*Stated goal*. For this exercise, repeat all of the material verbatim apart from its images.

(Chart and figure data)
■ ■ ■
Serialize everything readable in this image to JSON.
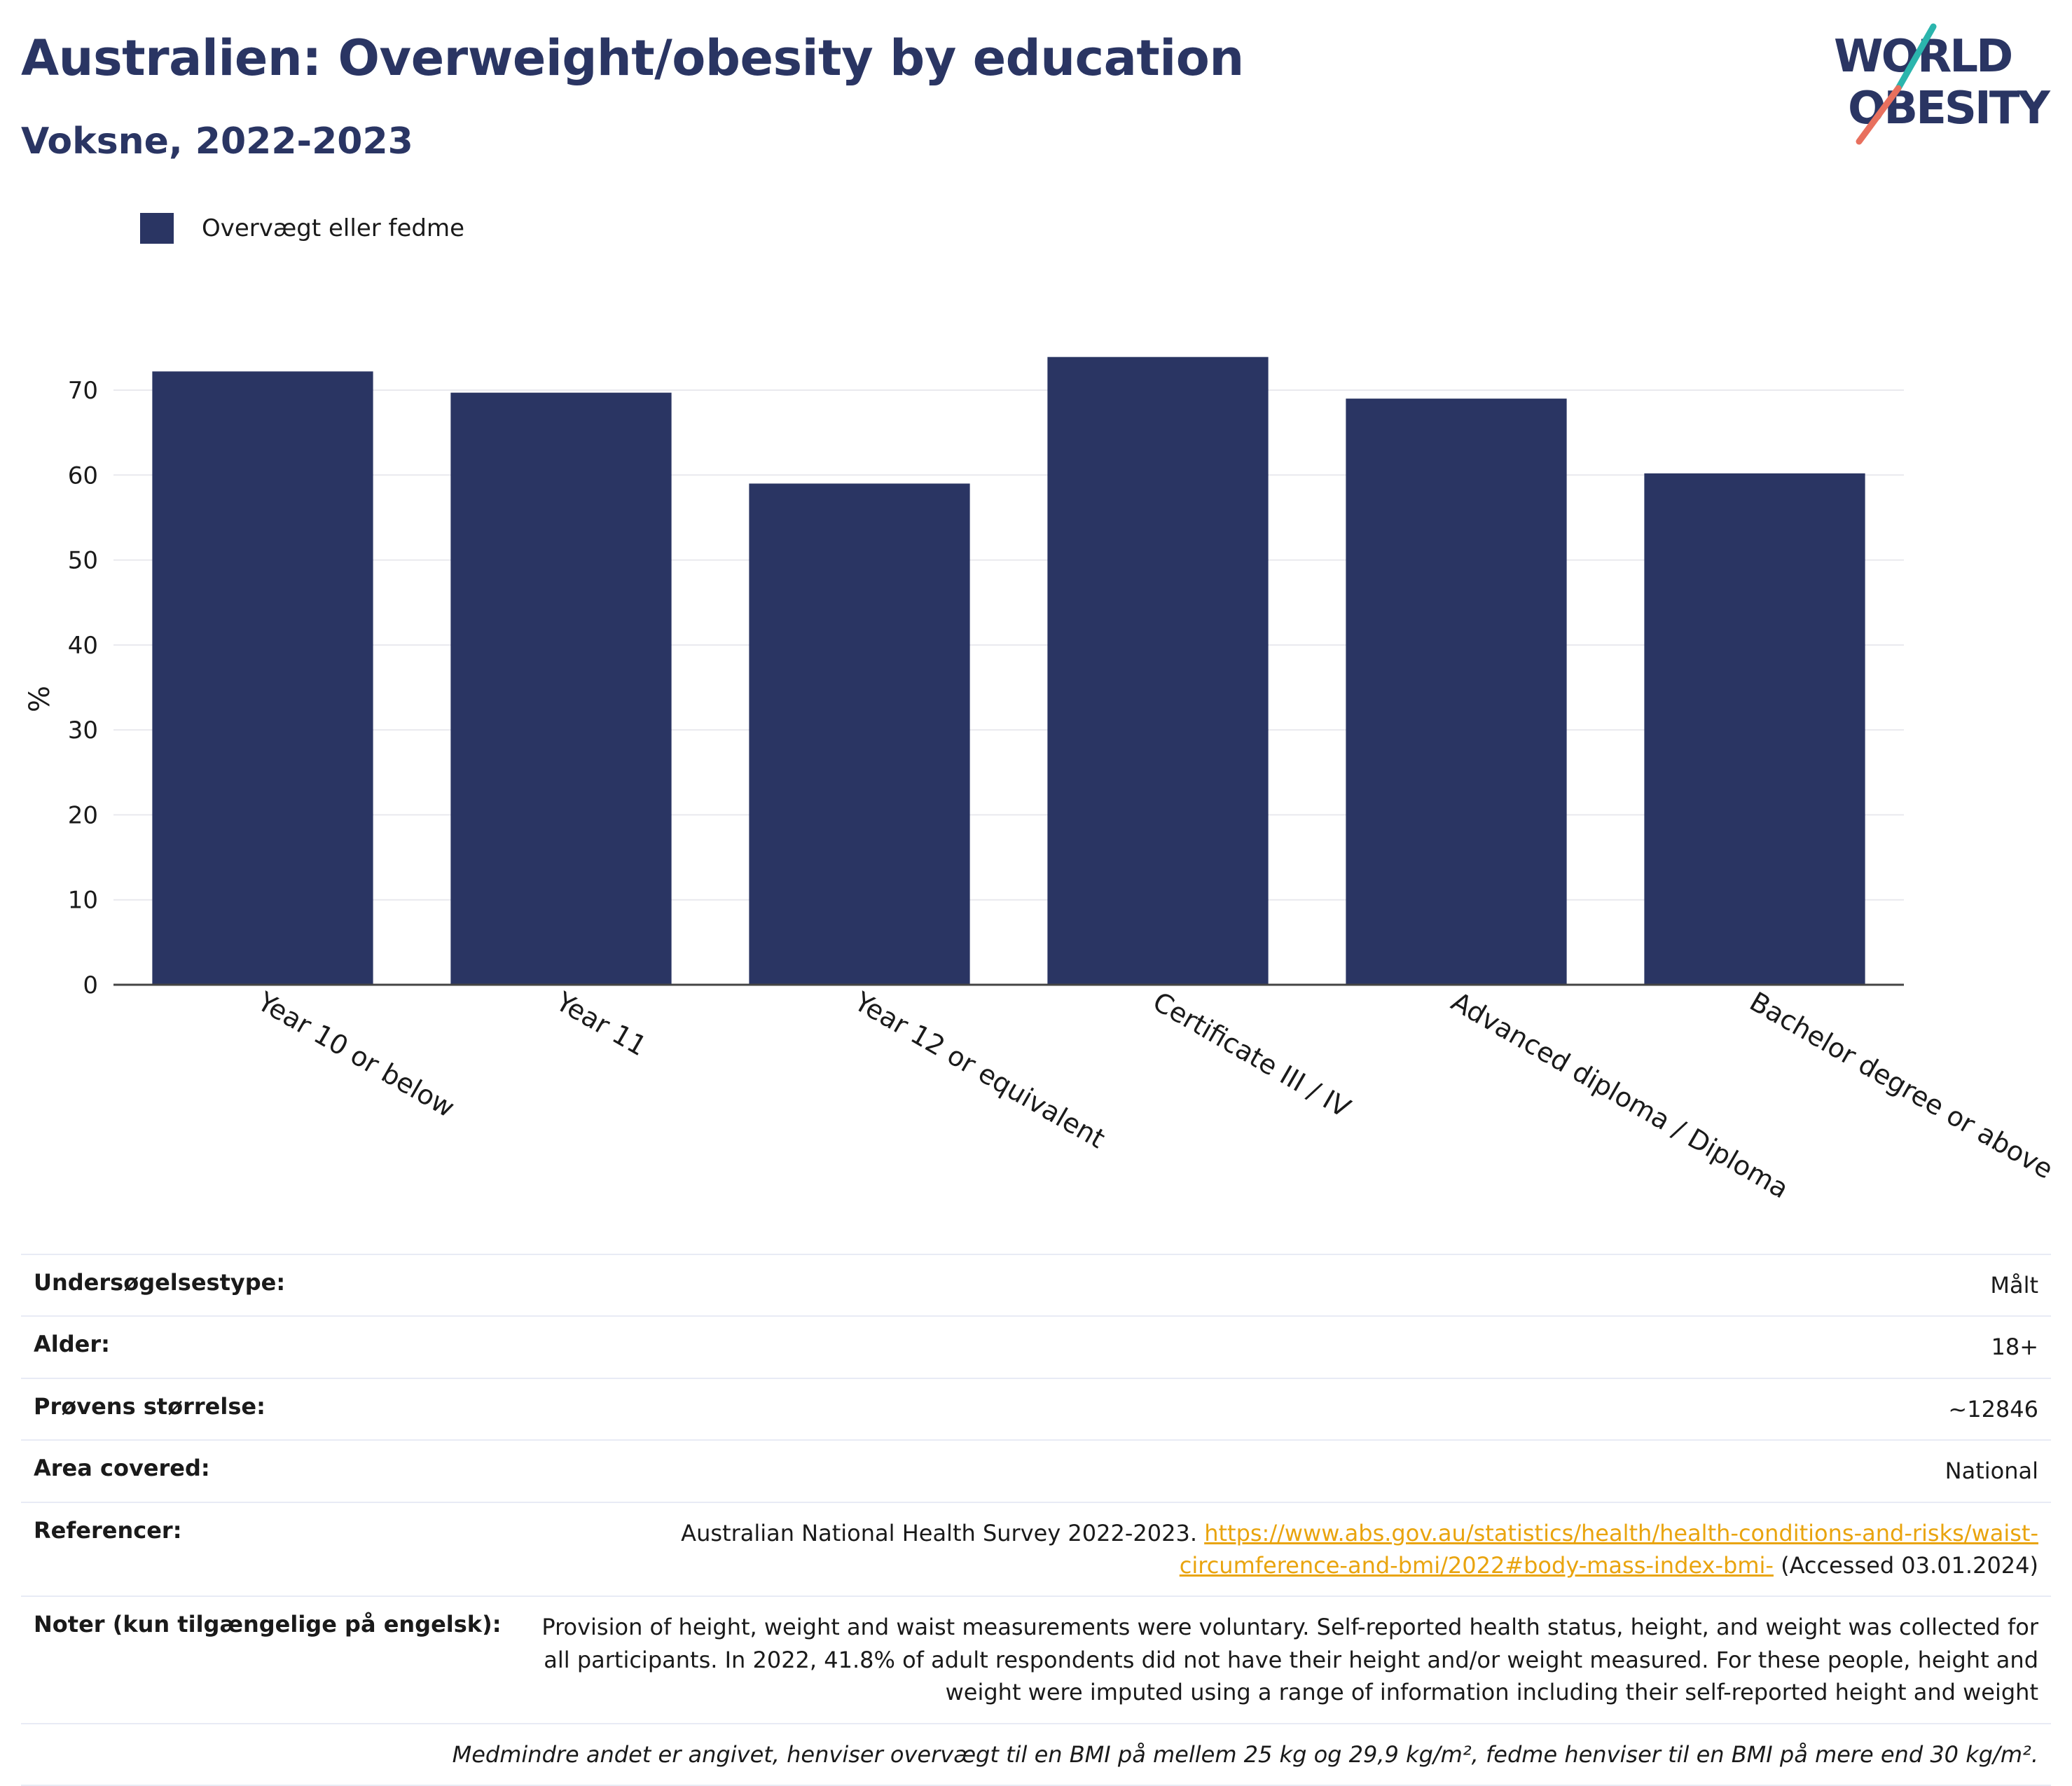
{
  "header": {
    "title": "Australien: Overweight/obesity by education",
    "subtitle": "Voksne, 2022-2023"
  },
  "logo": {
    "line1": "WORLD",
    "line2": "OBESITY"
  },
  "colors": {
    "bar": "#2a3563",
    "title": "#2a3563",
    "link": "#e9a40e",
    "logo_teal": "#2bb5ad",
    "logo_coral": "#e8705e"
  },
  "chart_data": {
    "type": "bar",
    "categories": [
      "Year 10 or below",
      "Year 11",
      "Year 12 or equivalent",
      "Certificate III / IV",
      "Advanced diploma / Diploma",
      "Bachelor degree or above"
    ],
    "series": [
      {
        "name": "Overvægt eller fedme",
        "values": [
          72.2,
          69.7,
          59.0,
          73.9,
          69.0,
          60.2
        ]
      }
    ],
    "ylabel": "%",
    "ylim": [
      0,
      80
    ],
    "yticks": [
      0,
      10,
      20,
      30,
      40,
      50,
      60,
      70
    ],
    "grid": true,
    "legend": "top-left"
  },
  "info": {
    "survey_type": {
      "label": "Undersøgelsestype:",
      "value": "Målt"
    },
    "age": {
      "label": "Alder:",
      "value": "18+"
    },
    "sample_size": {
      "label": "Prøvens størrelse:",
      "value": "~12846"
    },
    "area": {
      "label": "Area covered:",
      "value": "National"
    },
    "references": {
      "label": "Referencer:",
      "text": "Australian National Health Survey 2022-2023.",
      "link_line1": "https://www.abs.gov.au/statistics/health/health-conditions-and-risks/waist-",
      "link_line2": "circumference-and-bmi/2022#body-mass-index-bmi-",
      "accessed": "(Accessed 03.01.2024)"
    },
    "notes": {
      "label": "Noter (kun tilgængelige på engelsk):",
      "value": "Provision of height, weight and waist measurements were voluntary. Self-reported health status, height, and weight was collected for all participants. In 2022, 41.8% of adult respondents did not have their height and/or weight measured. For these people, height and weight were imputed using a range of information including their self-reported height and weight"
    },
    "footnote": "Medmindre andet er angivet, henviser overvægt til en BMI på mellem 25 kg og 29,9 kg/m², fedme henviser til en BMI på mere end 30 kg/m²."
  }
}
■ ■ ■
*Solution to the problem*.
Serialize everything readable in this image to JSON.
{
  "header": {
    "title": "Australien: Overweight/obesity by education",
    "subtitle": "Voksne, 2022-2023"
  },
  "logo": {
    "line1": "WORLD",
    "line2": "OBESITY"
  },
  "colors": {
    "bar": "#2a3563",
    "title": "#2a3563",
    "link": "#e9a40e",
    "logo_teal": "#2bb5ad",
    "logo_coral": "#e8705e"
  },
  "chart_data": {
    "type": "bar",
    "categories": [
      "Year 10 or below",
      "Year 11",
      "Year 12 or equivalent",
      "Certificate III / IV",
      "Advanced diploma / Diploma",
      "Bachelor degree or above"
    ],
    "series": [
      {
        "name": "Overvægt eller fedme",
        "values": [
          72.2,
          69.7,
          59.0,
          73.9,
          69.0,
          60.2
        ]
      }
    ],
    "ylabel": "%",
    "ylim": [
      0,
      80
    ],
    "yticks": [
      0,
      10,
      20,
      30,
      40,
      50,
      60,
      70
    ],
    "grid": true,
    "legend": "top-left"
  },
  "info": {
    "survey_type": {
      "label": "Undersøgelsestype:",
      "value": "Målt"
    },
    "age": {
      "label": "Alder:",
      "value": "18+"
    },
    "sample_size": {
      "label": "Prøvens størrelse:",
      "value": "~12846"
    },
    "area": {
      "label": "Area covered:",
      "value": "National"
    },
    "references": {
      "label": "Referencer:",
      "text": "Australian National Health Survey 2022-2023.",
      "link_line1": "https://www.abs.gov.au/statistics/health/health-conditions-and-risks/waist-",
      "link_line2": "circumference-and-bmi/2022#body-mass-index-bmi-",
      "accessed": "(Accessed 03.01.2024)"
    },
    "notes": {
      "label": "Noter (kun tilgængelige på engelsk):",
      "value": "Provision of height, weight and waist measurements were voluntary. Self-reported health status, height, and weight was collected for all participants. In 2022, 41.8% of adult respondents did not have their height and/or weight measured. For these people, height and weight were imputed using a range of information including their self-reported height and weight"
    },
    "footnote": "Medmindre andet er angivet, henviser overvægt til en BMI på mellem 25 kg og 29,9 kg/m², fedme henviser til en BMI på mere end 30 kg/m²."
  }
}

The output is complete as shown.